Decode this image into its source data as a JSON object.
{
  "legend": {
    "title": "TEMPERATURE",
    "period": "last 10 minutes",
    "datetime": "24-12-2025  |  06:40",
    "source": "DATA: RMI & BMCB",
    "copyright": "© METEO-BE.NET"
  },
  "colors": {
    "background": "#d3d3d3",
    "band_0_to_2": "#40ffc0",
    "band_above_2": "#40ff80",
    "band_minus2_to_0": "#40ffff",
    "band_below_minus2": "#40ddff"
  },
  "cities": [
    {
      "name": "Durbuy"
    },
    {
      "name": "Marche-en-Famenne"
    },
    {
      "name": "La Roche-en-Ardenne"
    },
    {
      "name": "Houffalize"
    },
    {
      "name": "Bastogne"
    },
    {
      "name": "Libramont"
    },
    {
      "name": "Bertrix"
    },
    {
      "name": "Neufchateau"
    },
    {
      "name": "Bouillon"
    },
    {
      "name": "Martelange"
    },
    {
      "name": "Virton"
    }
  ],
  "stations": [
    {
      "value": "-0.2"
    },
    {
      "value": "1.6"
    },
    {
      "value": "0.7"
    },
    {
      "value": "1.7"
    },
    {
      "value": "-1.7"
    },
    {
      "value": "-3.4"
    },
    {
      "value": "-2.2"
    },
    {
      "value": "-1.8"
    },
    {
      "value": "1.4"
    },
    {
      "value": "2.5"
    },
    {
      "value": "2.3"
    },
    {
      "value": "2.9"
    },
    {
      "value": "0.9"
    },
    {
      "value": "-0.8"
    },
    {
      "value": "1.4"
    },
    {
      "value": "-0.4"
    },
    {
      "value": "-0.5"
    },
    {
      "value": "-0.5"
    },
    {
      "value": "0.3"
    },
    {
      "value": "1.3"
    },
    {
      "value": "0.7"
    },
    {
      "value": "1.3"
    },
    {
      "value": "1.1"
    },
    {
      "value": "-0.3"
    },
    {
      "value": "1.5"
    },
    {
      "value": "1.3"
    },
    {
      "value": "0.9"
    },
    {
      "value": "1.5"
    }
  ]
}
════════════════
*CHALLENGE*: Count each line above in which the string "source" appears, then state only the total.

*TASK RESULT*: 2